Start of PASSAGE SHOWN

Just accept it was a weird dodgy thing for your husband to do & press him on it if you feel your being lied to or skirted around

Josette77 · 25/04/2024 20:49

This is literally the worst cheating excuse I've ever heard. Especially since he's admitted to using prostitutes in the past.

Don't worry about catching him, I would run.

Is he the father or your kids?

Whatsitcalled38 · 25/04/2024 20:53

He was so scared, at 6pm, that he packed an overnight bag, booked a hotel and went? At 6pm? Because of flickering lights?

SlightlyJaded · 25/04/2024 20:57

Honestly? What a crock of shit.

The fact that he has used prostitutes in the past is the deal breaker for me. I suspect that is what he was doing, so the booking may well only be in his name.

Just looking at cold, hard facts:

He has used prostitues in the past
You are away
His ghost story doesn't add up (daylight) and does not fit with his personality
Of course he called you - he wanted to give you the half truth to hide the full truth
A call at 9pm because woman was booked for 10pm
Shutting you down every time you try to bring it up.

End of PASSAGE SHOWN
Start of RECORDS SHOWN

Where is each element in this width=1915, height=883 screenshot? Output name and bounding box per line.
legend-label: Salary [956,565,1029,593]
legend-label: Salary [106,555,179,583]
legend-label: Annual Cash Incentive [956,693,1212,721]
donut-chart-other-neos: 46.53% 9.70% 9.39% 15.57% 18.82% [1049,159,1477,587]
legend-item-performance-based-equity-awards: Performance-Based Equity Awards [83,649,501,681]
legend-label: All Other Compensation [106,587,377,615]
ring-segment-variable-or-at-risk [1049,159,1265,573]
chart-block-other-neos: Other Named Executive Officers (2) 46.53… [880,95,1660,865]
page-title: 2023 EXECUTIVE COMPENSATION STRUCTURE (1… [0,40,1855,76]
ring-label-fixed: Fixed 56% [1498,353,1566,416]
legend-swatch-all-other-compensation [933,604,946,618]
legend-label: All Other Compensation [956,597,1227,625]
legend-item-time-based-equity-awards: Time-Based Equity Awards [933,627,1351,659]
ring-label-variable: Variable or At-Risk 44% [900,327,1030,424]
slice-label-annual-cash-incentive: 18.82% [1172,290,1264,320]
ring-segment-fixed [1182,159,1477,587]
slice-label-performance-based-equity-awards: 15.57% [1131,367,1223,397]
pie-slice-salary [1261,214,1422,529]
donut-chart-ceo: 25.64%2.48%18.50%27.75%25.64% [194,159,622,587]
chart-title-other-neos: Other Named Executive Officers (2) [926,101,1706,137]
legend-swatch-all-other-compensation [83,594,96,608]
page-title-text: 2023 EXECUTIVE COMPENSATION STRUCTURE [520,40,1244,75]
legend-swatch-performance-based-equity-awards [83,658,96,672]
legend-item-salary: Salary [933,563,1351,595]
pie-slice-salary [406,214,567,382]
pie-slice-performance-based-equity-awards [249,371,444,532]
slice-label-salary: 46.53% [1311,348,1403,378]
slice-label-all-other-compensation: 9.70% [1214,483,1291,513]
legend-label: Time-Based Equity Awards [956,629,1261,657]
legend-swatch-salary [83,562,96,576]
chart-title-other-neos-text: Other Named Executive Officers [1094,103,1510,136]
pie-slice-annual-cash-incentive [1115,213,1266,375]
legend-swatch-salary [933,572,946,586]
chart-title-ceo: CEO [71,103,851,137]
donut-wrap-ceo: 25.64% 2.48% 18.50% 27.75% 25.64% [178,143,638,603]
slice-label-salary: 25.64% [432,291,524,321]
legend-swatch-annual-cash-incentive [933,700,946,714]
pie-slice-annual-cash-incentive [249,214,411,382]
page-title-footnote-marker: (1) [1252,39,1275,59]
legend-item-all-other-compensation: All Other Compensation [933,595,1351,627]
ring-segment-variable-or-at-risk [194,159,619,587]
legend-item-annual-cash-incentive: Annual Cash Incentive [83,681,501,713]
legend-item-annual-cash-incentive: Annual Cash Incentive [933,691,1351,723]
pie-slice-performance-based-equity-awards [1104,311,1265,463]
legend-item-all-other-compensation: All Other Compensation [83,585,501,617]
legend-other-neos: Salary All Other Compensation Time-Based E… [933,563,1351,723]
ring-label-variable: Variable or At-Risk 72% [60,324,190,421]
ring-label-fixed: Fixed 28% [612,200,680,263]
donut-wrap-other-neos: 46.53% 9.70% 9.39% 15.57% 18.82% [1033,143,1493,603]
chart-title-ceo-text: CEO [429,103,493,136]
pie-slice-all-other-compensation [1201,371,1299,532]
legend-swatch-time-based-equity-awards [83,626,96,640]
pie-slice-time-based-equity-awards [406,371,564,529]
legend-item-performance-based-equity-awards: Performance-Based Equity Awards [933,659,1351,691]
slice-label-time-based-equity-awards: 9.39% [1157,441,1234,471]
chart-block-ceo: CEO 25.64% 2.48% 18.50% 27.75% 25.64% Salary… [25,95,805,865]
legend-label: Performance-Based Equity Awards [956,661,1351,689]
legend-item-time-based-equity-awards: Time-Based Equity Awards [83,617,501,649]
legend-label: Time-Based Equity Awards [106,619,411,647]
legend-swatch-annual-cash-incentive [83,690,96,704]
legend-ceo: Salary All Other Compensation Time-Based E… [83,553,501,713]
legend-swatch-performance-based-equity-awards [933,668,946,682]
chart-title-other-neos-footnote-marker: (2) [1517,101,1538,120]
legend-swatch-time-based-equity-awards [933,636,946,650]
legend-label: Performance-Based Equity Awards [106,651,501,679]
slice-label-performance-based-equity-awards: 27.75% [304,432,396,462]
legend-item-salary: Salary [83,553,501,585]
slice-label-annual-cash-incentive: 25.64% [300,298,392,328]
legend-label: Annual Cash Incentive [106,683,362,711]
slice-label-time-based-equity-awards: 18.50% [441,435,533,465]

End of RECORDS SHOWN

* **REQUIRED WORK**
a) Reproduce the portion of the forum thread starting with "The fact that" and going on through "in his name.".
b) Extend the forum thread about the husband's night at a hotel, picking up after its final line.
The data is separate material and is unrelated to the forum thread.

* **RESULTS IN ORDER**
a)
The fact that he has used prostitutes in the past is the deal breaker for me. I suspect that is what he was doing, so the booking may well only be in his name.

b)
I mean... really?

OP, i don't think you will get to the bottom of it via your H as he has already established secrecy around banks and mobiles nad laptops. I would honestly consider going to hotel, finding a nice female member of staff, telling her your concerns and ask if she can check records / cctv. Of course this is probably against company policy but you might get lucky.

Good luck.

GingerPirate · 25/04/2024 21:02

This is the first time I hear something like that.
And if it's an excuse because someone saw him,
then he must be very stupid.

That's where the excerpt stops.